What this task involves:
Copy out, word for word, the stretch of rows below from the first one through the one containing "text: We made", including both.
== Data supplied ==
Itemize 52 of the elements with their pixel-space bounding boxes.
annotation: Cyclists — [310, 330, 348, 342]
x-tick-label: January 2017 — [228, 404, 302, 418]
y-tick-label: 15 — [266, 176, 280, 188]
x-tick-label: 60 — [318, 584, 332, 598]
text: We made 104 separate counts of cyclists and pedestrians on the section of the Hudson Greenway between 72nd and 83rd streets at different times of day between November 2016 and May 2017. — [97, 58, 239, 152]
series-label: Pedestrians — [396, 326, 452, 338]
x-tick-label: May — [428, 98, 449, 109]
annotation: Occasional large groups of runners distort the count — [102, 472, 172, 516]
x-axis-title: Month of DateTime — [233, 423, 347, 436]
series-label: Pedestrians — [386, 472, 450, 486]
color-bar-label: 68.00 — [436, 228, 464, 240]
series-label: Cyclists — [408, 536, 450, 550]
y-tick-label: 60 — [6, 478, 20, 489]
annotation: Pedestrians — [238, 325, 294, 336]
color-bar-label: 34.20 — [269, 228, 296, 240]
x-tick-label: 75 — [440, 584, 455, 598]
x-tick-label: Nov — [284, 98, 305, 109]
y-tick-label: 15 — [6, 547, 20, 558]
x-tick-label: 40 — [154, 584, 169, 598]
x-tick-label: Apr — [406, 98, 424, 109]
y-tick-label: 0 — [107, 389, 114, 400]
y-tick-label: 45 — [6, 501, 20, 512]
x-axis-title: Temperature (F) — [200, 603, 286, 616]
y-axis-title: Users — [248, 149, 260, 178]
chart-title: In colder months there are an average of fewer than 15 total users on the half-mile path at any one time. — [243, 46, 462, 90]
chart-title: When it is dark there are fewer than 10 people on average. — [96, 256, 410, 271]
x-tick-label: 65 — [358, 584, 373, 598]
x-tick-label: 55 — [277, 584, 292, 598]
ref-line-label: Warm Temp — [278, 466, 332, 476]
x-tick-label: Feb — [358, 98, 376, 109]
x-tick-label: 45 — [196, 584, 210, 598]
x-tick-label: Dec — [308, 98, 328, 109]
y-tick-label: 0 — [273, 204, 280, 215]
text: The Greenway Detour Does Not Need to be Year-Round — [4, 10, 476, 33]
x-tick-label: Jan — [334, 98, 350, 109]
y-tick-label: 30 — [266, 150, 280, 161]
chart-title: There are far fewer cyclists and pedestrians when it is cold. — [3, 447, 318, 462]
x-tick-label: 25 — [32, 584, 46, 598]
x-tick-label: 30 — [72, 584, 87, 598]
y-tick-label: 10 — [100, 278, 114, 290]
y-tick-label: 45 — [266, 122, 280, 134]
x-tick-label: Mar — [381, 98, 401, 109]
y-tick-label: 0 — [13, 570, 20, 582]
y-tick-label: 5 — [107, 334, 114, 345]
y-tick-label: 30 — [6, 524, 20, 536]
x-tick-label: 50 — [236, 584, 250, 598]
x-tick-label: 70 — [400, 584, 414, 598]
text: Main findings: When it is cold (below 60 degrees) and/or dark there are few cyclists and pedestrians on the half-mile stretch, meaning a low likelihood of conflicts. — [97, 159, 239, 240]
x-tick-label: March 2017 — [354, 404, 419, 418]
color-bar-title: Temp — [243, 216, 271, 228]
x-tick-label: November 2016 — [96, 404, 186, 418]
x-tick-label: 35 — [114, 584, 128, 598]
===
Task output:
Itemize 52 of the elements with their pixel-space bounding boxes.
annotation: Cyclists — [310, 330, 348, 342]
x-tick-label: January 2017 — [228, 404, 302, 418]
y-tick-label: 15 — [266, 176, 280, 188]
x-tick-label: 60 — [318, 584, 332, 598]
text: We made 104 separate counts of cyclists and pedestrians on the section of the Hudson Greenway between 72nd and 83rd streets at different times of day between November 2016 and May 2017. — [97, 58, 239, 152]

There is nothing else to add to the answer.